# [EXERCISE]
The answer should be a single number: how many lines of the entries below hold the word "Alpes".
** Start RECORDS **
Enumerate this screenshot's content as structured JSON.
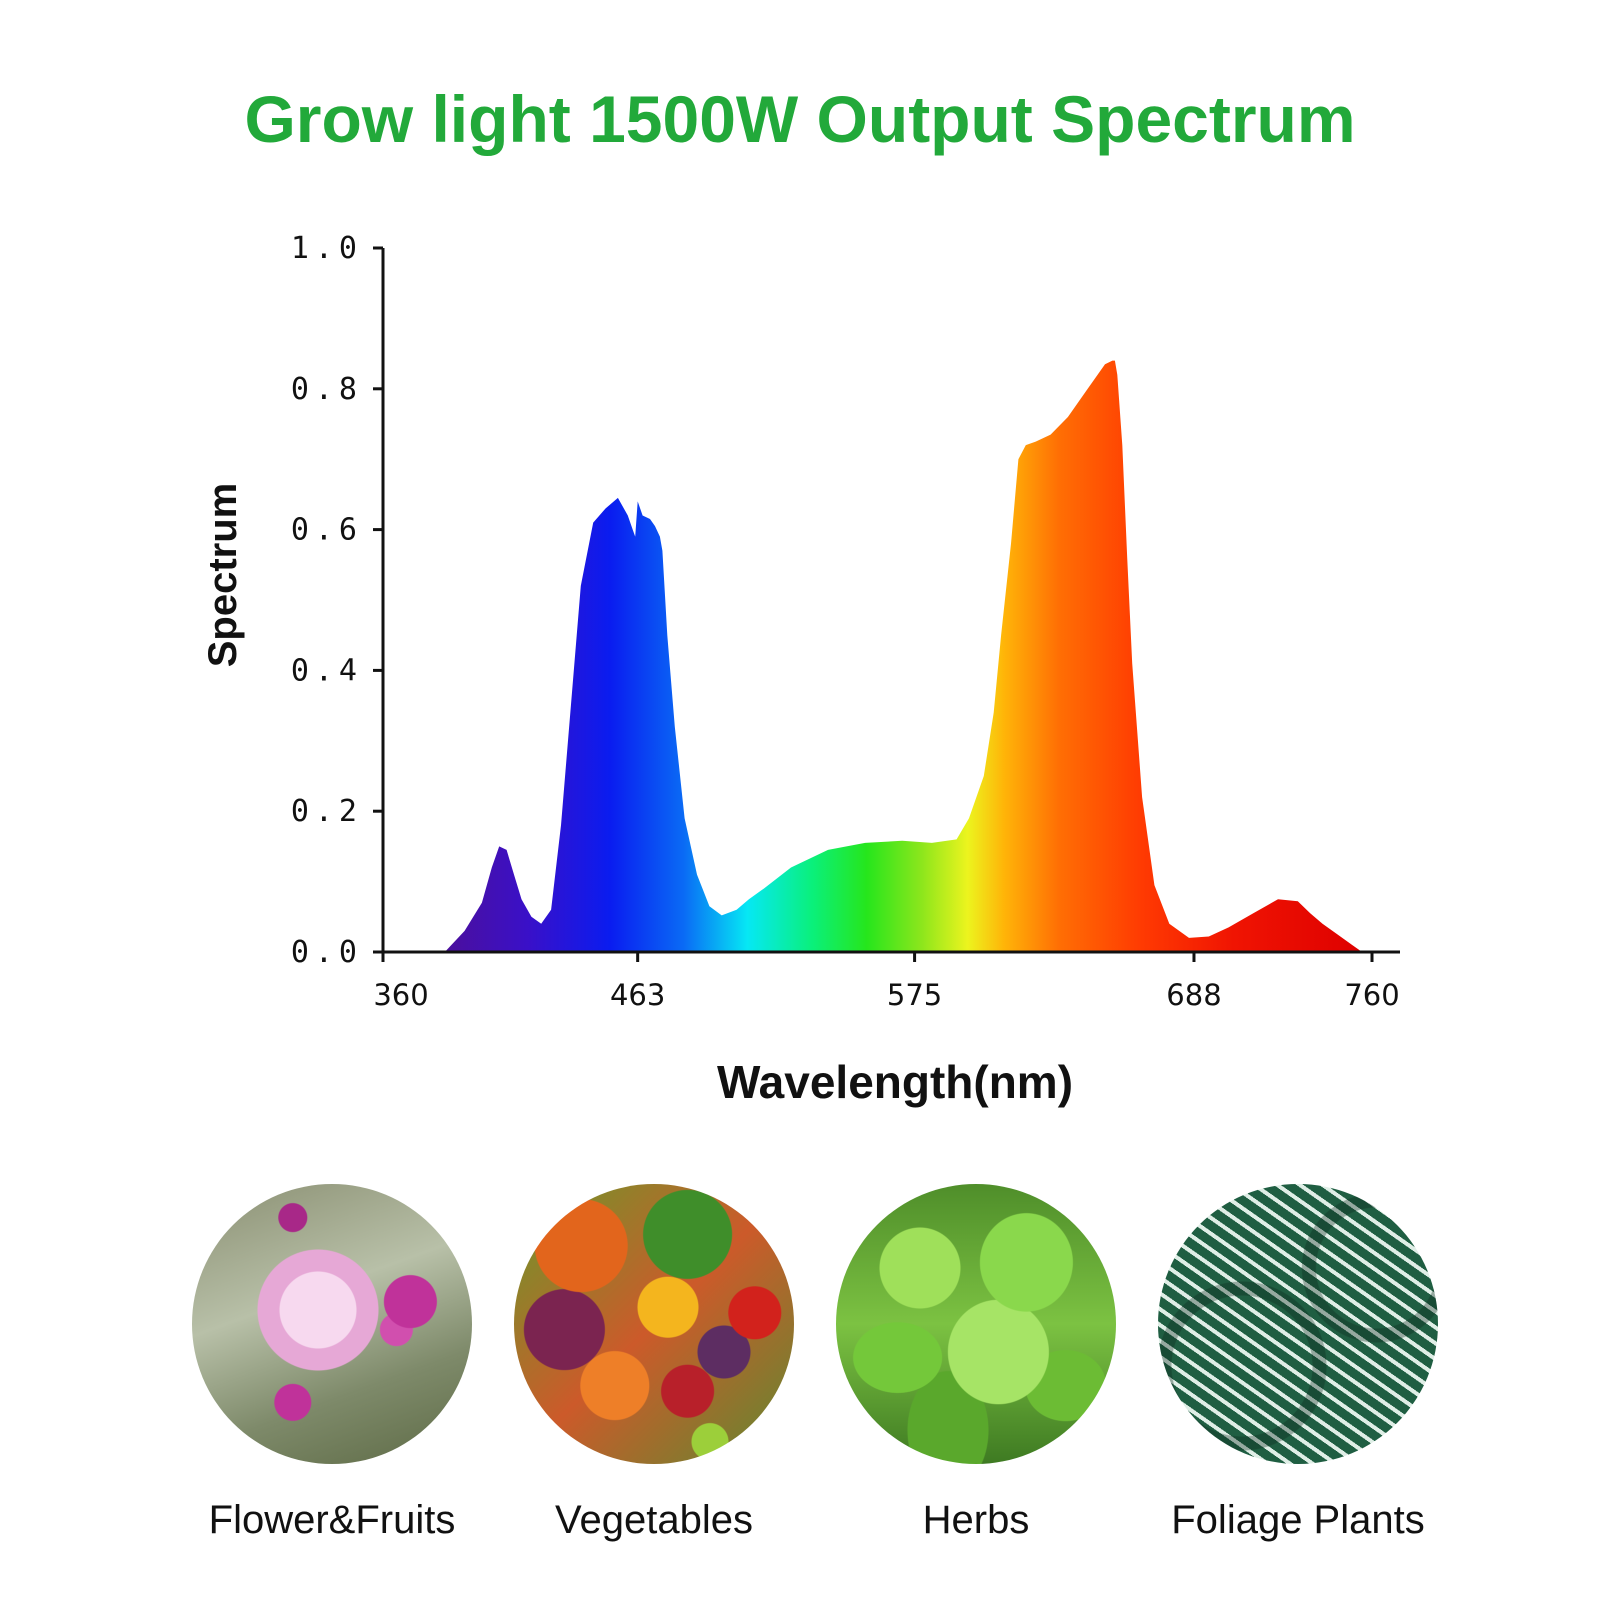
{
  "chart_data": {
    "type": "area",
    "title": "Grow light 1500W Output Spectrum",
    "xlabel": "Wavelength(nm)",
    "ylabel": "Spectrum",
    "xlim": [
      360,
      760
    ],
    "ylim": [
      0,
      1.0
    ],
    "x_ticks": [
      360,
      463,
      575,
      688,
      760
    ],
    "y_ticks": [
      "0.0",
      "0.2",
      "0.4",
      "0.6",
      "0.8",
      "1.0"
    ],
    "grid": false,
    "legend": "none",
    "fill": "visible-spectrum gradient",
    "series": [
      {
        "x": [
          385,
          393,
          400,
          404,
          407,
          410,
          413,
          416,
          420,
          424,
          428,
          432,
          436,
          440,
          445,
          450,
          455,
          459,
          461,
          462,
          463,
          465,
          468,
          470,
          472,
          473,
          475,
          478,
          482,
          487,
          492,
          497,
          503,
          508,
          514,
          525,
          540,
          555,
          570,
          582,
          592,
          597,
          603,
          607,
          610,
          614,
          617,
          620,
          624,
          630,
          637,
          645,
          652,
          655,
          656,
          657,
          659,
          661,
          663,
          667,
          672,
          678,
          686,
          694,
          702,
          712,
          722,
          730,
          735,
          740,
          746,
          752,
          756
        ],
        "y": [
          0.0,
          0.03,
          0.07,
          0.12,
          0.15,
          0.145,
          0.11,
          0.075,
          0.05,
          0.04,
          0.06,
          0.18,
          0.35,
          0.52,
          0.61,
          0.63,
          0.645,
          0.62,
          0.6,
          0.59,
          0.64,
          0.62,
          0.615,
          0.605,
          0.59,
          0.57,
          0.45,
          0.32,
          0.19,
          0.11,
          0.065,
          0.052,
          0.06,
          0.075,
          0.09,
          0.12,
          0.145,
          0.155,
          0.158,
          0.155,
          0.16,
          0.19,
          0.25,
          0.34,
          0.45,
          0.58,
          0.7,
          0.72,
          0.725,
          0.735,
          0.76,
          0.8,
          0.835,
          0.84,
          0.84,
          0.82,
          0.72,
          0.56,
          0.41,
          0.22,
          0.095,
          0.04,
          0.02,
          0.022,
          0.035,
          0.055,
          0.075,
          0.072,
          0.055,
          0.04,
          0.025,
          0.01,
          0.0
        ]
      }
    ]
  },
  "gallery": {
    "items": [
      {
        "label": "Flower&Fruits",
        "photo": "flowers-photo"
      },
      {
        "label": "Vegetables",
        "photo": "vegetables-photo"
      },
      {
        "label": "Herbs",
        "photo": "herbs-photo"
      },
      {
        "label": "Foliage Plants",
        "photo": "foliage-photo"
      }
    ]
  }
}
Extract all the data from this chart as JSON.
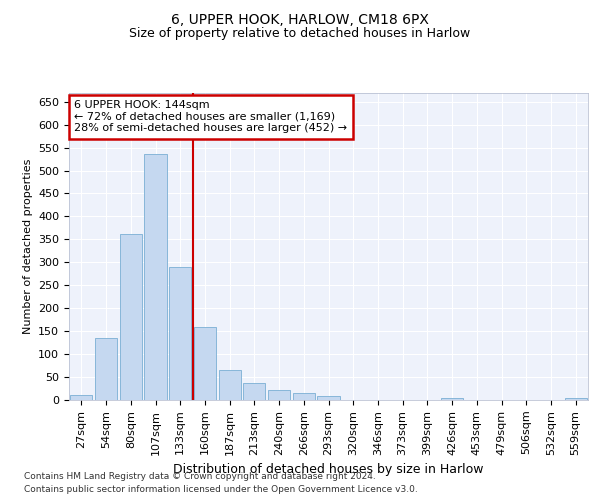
{
  "title1": "6, UPPER HOOK, HARLOW, CM18 6PX",
  "title2": "Size of property relative to detached houses in Harlow",
  "xlabel": "Distribution of detached houses by size in Harlow",
  "ylabel": "Number of detached properties",
  "categories": [
    "27sqm",
    "54sqm",
    "80sqm",
    "107sqm",
    "133sqm",
    "160sqm",
    "187sqm",
    "213sqm",
    "240sqm",
    "266sqm",
    "293sqm",
    "320sqm",
    "346sqm",
    "373sqm",
    "399sqm",
    "426sqm",
    "453sqm",
    "479sqm",
    "506sqm",
    "532sqm",
    "559sqm"
  ],
  "values": [
    10,
    135,
    362,
    537,
    290,
    158,
    65,
    38,
    22,
    15,
    8,
    0,
    0,
    0,
    0,
    5,
    0,
    0,
    0,
    0,
    5
  ],
  "bar_color": "#c5d8f0",
  "bar_edge_color": "#7aafd4",
  "vline_color": "#cc0000",
  "vline_x": 4.5,
  "annotation_text": "6 UPPER HOOK: 144sqm\n← 72% of detached houses are smaller (1,169)\n28% of semi-detached houses are larger (452) →",
  "annotation_box_facecolor": "#ffffff",
  "annotation_box_edgecolor": "#cc0000",
  "ylim": [
    0,
    670
  ],
  "yticks": [
    0,
    50,
    100,
    150,
    200,
    250,
    300,
    350,
    400,
    450,
    500,
    550,
    600,
    650
  ],
  "bg_color": "#eef2fb",
  "grid_color": "#ffffff",
  "footer1": "Contains HM Land Registry data © Crown copyright and database right 2024.",
  "footer2": "Contains public sector information licensed under the Open Government Licence v3.0.",
  "title1_fontsize": 10,
  "title2_fontsize": 9,
  "ylabel_fontsize": 8,
  "xlabel_fontsize": 9,
  "tick_fontsize": 8,
  "annot_fontsize": 8,
  "footer_fontsize": 6.5
}
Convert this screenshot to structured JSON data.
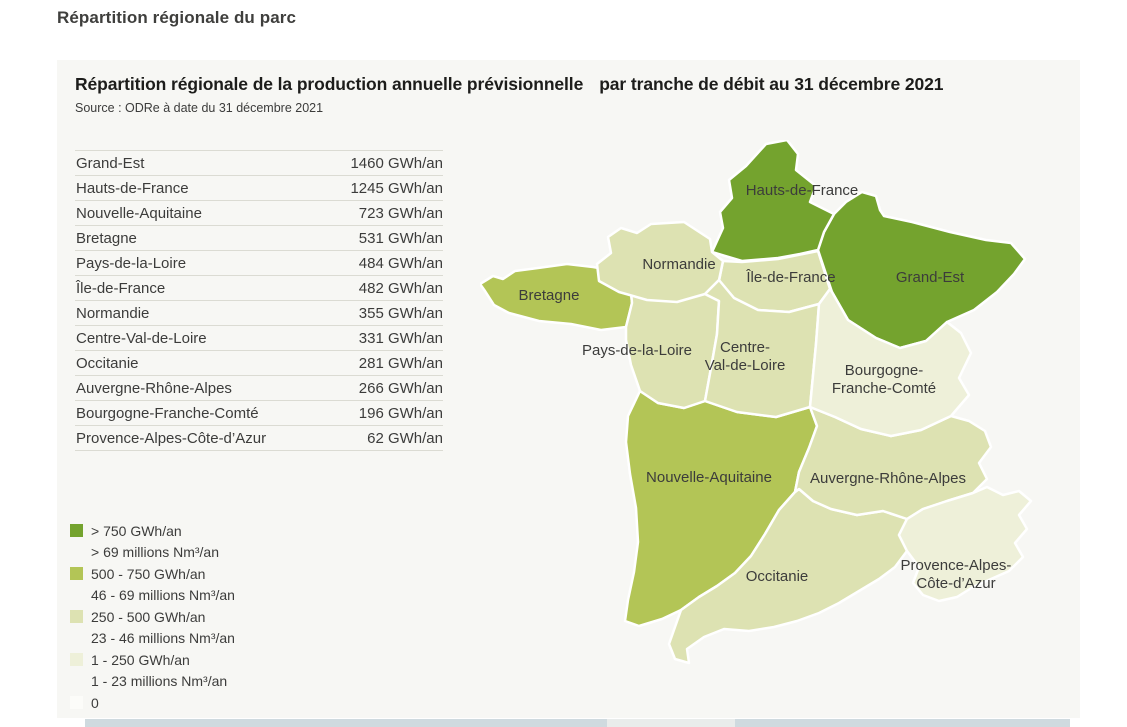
{
  "page": {
    "title": "Répartition régionale du parc"
  },
  "panel": {
    "title_part1": "Répartition régionale de la production annuelle prévisionnelle",
    "title_part2": "par tranche de débit au 31 décembre 2021",
    "source": "Source : ODRe à date du 31 décembre 2021"
  },
  "colors": {
    "panel_bg": "#f7f7f4",
    "level_1": "#74a32e",
    "level_2": "#b3c556",
    "level_3": "#dde2b2",
    "level_4": "#eef0d9",
    "level_5": "#fcfcf9",
    "map_border": "#ffffff",
    "text": "#3c3c3b",
    "strip": "#cfdadf",
    "strip_light": "#e9eceb"
  },
  "chart_data": {
    "type": "choropleth_map_with_table",
    "title": "Répartition régionale de la production annuelle prévisionnelle par tranche de débit au 31 décembre 2021",
    "source": "Source : ODRe à date du 31 décembre 2021",
    "unit": "GWh/an",
    "regions": [
      {
        "name": "Grand-Est",
        "value": 1460,
        "value_label": "1460 GWh/an",
        "level": 1,
        "map_label": [
          "Grand-Est"
        ]
      },
      {
        "name": "Hauts-de-France",
        "value": 1245,
        "value_label": "1245 GWh/an",
        "level": 1,
        "map_label": [
          "Hauts-de-France"
        ]
      },
      {
        "name": "Nouvelle-Aquitaine",
        "value": 723,
        "value_label": "723 GWh/an",
        "level": 2,
        "map_label": [
          "Nouvelle-Aquitaine"
        ]
      },
      {
        "name": "Bretagne",
        "value": 531,
        "value_label": "531 GWh/an",
        "level": 2,
        "map_label": [
          "Bretagne"
        ]
      },
      {
        "name": "Pays-de-la-Loire",
        "value": 484,
        "value_label": "484 GWh/an",
        "level": 3,
        "map_label": [
          "Pays-de-la-Loire"
        ]
      },
      {
        "name": "Île-de-France",
        "value": 482,
        "value_label": "482 GWh/an",
        "level": 3,
        "map_label": [
          "Île-de-France"
        ]
      },
      {
        "name": "Normandie",
        "value": 355,
        "value_label": "355 GWh/an",
        "level": 3,
        "map_label": [
          "Normandie"
        ]
      },
      {
        "name": "Centre-Val-de-Loire",
        "value": 331,
        "value_label": "331 GWh/an",
        "level": 3,
        "map_label": [
          "Centre-",
          "Val-de-Loire"
        ]
      },
      {
        "name": "Occitanie",
        "value": 281,
        "value_label": "281 GWh/an",
        "level": 3,
        "map_label": [
          "Occitanie"
        ]
      },
      {
        "name": "Auvergne-Rhône-Alpes",
        "value": 266,
        "value_label": "266 GWh/an",
        "level": 3,
        "map_label": [
          "Auvergne-Rhône-Alpes"
        ]
      },
      {
        "name": "Bourgogne-Franche-Comté",
        "value": 196,
        "value_label": "196 GWh/an",
        "level": 4,
        "map_label": [
          "Bourgogne-",
          "Franche-Comté"
        ]
      },
      {
        "name": "Provence-Alpes-Côte-d’Azur",
        "value": 62,
        "value_label": "62 GWh/an",
        "level": 4,
        "map_label": [
          "Provence-Alpes-",
          "Côte-d’Azur"
        ]
      }
    ],
    "legend": [
      {
        "level": 1,
        "label": "> 750 GWh/an",
        "sublabel": "> 69 millions Nm³/an"
      },
      {
        "level": 2,
        "label": "500 - 750 GWh/an",
        "sublabel": "46 - 69 millions Nm³/an"
      },
      {
        "level": 3,
        "label": "250 - 500 GWh/an",
        "sublabel": "23 - 46 millions Nm³/an"
      },
      {
        "level": 4,
        "label": "1 - 250 GWh/an",
        "sublabel": "1 - 23 millions Nm³/an"
      },
      {
        "level": 5,
        "label": "0",
        "sublabel": ""
      }
    ],
    "legend_position": "bottom-left",
    "map": "France métropolitaine (hors Corse)"
  }
}
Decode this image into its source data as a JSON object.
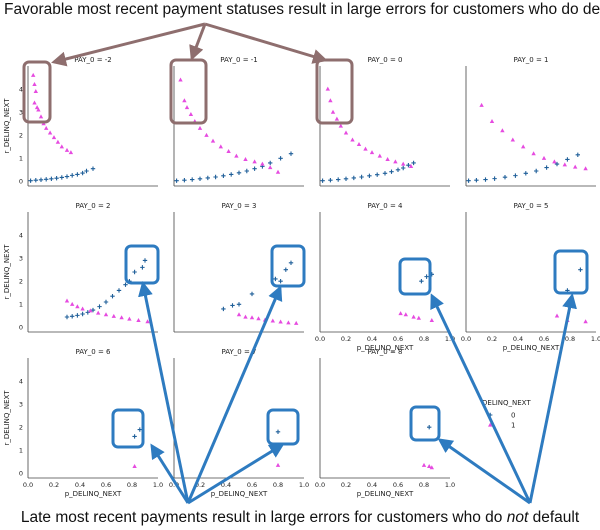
** End RECORDS **
# [SOLUTION TO THIS EXERCISE]
4